WORK INSTRUCTIONS:
• 1. In the permafrost article, rewrite the paragraph that begins "The attempt to put a cumulative economic value" as a short bulleted list that keeps its main facts.
• 2. Please decide whether each statement agrees with the permafrost article, answering yes or no and quoting the deciding words: (a) the economic damage from permafrost loss and added greenhouse gas emissions is calculated at US$43 trillion; (b) the $300 tn of damage from other climate change consequences is part of that figure; (c) Kevin Schaefer is an economist at the University of Cambridge.
• 3. Sum up the permafrost article in two sentences.

SOURCE EXTRACT:
▬▬▬▬▬▬▬▬▬▬

September 22, 2015, by Tim Radford
Melting permafrost has made this Alaskan road sink by 10 feet
Image: Dr John Cloud, NOAA, via Wikimedia Commons
If Arctic soils melt and release frozen carbon, the impact would cost almost half the world’s annual gross domestic product, researchers say.
LONDON, 22 September, 2015 – The melting permafrost in the Arctic could cost the world dearly. New research calculates that the economic damage that would flow from loss of permafrost and the increased emissions of greenhouse gases (GHGs) would add up to US$43 trillion.
This is very nearly the estimated combined gross domestic product last year of the US, China, Japan, Germany, the UK, France, and Brazil.
And, British and US scientists say, this would be in addition to at least $300 tn of economic damage linked to other consequences of climate change.
The attempt to put a cumulative economic value on natural changes in climate that have yet to happen is part of the bid to get governments to take climate change seriously. In the latest attempt to cost the impact of rising carbon dioxide levels in the atmosphere, and the continuous rise in global average temperatures, all as a consequence of fossil fuel combustion and other human action, the economist Chris Hope of the University of Cambridge and the polar expert Kevin Schaefer of the University of Colorado have turned their sights on the Arctic.

▬▬▬▬▬▬▬▬▬▬

DATASET EXCERPTS:

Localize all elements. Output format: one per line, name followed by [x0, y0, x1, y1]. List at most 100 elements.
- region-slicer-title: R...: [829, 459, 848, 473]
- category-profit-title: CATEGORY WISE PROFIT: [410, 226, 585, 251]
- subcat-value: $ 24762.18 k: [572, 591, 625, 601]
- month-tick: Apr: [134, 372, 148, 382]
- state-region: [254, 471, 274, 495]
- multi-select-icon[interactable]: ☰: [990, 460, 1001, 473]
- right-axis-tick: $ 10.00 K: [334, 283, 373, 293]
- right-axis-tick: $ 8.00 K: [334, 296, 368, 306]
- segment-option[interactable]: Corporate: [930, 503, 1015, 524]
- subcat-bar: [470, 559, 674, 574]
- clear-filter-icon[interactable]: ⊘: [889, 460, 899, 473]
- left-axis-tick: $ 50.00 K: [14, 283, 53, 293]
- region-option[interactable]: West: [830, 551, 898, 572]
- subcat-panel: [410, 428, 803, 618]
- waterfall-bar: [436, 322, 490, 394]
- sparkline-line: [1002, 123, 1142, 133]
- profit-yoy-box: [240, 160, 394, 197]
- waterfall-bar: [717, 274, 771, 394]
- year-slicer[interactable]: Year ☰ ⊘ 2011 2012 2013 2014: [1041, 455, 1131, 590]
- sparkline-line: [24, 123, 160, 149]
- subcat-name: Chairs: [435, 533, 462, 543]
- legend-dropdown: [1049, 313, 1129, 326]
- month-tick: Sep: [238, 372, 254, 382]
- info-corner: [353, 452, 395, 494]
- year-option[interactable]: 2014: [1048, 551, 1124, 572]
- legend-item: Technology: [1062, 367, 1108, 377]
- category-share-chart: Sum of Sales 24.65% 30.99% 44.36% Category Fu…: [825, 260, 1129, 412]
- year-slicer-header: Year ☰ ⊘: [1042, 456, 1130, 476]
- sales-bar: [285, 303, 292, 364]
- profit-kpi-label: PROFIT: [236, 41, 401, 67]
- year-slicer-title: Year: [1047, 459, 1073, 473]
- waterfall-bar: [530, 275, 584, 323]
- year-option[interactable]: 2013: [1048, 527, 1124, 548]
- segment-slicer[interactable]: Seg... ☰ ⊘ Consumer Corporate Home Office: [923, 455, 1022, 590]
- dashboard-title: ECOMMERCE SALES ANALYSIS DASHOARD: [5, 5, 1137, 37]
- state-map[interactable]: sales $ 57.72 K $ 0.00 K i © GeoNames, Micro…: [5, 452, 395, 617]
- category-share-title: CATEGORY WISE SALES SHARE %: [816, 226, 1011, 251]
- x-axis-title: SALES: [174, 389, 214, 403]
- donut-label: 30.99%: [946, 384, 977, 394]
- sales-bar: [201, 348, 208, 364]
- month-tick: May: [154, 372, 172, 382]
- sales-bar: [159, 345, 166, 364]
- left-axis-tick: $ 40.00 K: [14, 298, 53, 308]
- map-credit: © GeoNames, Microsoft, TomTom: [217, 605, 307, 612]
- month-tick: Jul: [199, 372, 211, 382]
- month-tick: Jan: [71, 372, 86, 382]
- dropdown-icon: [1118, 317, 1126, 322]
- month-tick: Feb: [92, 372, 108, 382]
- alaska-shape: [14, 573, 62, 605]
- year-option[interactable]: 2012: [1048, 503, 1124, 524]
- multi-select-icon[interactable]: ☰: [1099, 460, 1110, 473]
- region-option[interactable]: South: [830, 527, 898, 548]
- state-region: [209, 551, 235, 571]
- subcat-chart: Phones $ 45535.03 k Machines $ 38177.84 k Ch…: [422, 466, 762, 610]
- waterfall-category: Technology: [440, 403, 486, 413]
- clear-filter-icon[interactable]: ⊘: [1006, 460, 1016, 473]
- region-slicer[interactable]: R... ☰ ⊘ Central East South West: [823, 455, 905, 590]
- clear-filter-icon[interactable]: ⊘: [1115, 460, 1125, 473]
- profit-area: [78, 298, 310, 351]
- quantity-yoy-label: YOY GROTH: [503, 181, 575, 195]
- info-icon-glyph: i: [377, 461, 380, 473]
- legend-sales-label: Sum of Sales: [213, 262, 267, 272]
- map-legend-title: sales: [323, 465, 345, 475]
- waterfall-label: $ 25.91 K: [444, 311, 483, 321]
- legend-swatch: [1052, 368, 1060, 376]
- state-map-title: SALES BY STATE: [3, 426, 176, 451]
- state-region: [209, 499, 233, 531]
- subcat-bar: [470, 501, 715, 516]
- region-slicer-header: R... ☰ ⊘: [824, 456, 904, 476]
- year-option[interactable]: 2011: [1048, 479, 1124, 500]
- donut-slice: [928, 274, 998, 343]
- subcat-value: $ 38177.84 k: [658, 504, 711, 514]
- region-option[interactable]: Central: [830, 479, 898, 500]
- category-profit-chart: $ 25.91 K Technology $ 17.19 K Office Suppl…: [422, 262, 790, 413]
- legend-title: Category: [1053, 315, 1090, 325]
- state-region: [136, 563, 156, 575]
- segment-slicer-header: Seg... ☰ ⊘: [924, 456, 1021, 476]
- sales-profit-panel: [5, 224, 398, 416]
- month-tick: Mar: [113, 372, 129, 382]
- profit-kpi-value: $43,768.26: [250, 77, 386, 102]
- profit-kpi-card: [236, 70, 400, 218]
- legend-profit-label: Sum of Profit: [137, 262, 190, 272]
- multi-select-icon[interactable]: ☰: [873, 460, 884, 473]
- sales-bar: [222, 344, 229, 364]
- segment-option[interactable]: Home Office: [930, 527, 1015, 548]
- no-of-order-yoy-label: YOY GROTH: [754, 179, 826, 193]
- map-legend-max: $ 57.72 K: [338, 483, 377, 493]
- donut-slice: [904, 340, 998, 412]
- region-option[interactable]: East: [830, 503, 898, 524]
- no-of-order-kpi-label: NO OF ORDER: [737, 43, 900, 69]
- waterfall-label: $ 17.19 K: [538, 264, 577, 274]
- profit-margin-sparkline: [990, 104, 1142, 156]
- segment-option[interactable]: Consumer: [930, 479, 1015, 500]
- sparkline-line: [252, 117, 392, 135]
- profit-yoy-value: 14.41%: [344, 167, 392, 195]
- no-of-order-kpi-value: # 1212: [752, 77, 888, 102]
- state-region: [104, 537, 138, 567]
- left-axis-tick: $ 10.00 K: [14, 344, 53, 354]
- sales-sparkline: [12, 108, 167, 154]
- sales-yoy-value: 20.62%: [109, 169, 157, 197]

▬▬▬▬▬▬▬▬▬▬

RESPONSES:
• 1.
- Putting a cumulative economic value on climate changes that have yet to happen is part of the effort to get governments to take climate change seriously.
- The latest attempt to cost the impact of rising atmospheric carbon dioxide and rising global average temperatures, both caused by fossil fuel combustion and other human action, focuses on the Arctic.
- The study is by economist Chris Hope of the University of Cambridge and polar expert Kevin Schaefer of the University of Colorado.

• 2.
(a) Yes: "would add up to US$43 trillion."
(b) No: "this would be in addition to at least $300 tn of economic damage linked to other consequences of climate change."
(c) No: "the polar expert Kevin Schaefer of the University of Colorado"

• 3. New research calculates that the economic damage from melting Arctic permafrost and the resulting greenhouse gas emissions would reach US$43 trillion, nearly the combined GDP of seven major economies, on top of at least $300 tn from other effects of climate change. The study, by Chris Hope of the University of Cambridge and Kevin Schaefer of the University of Colorado, is part of an effort to get governments to take climate change seriously.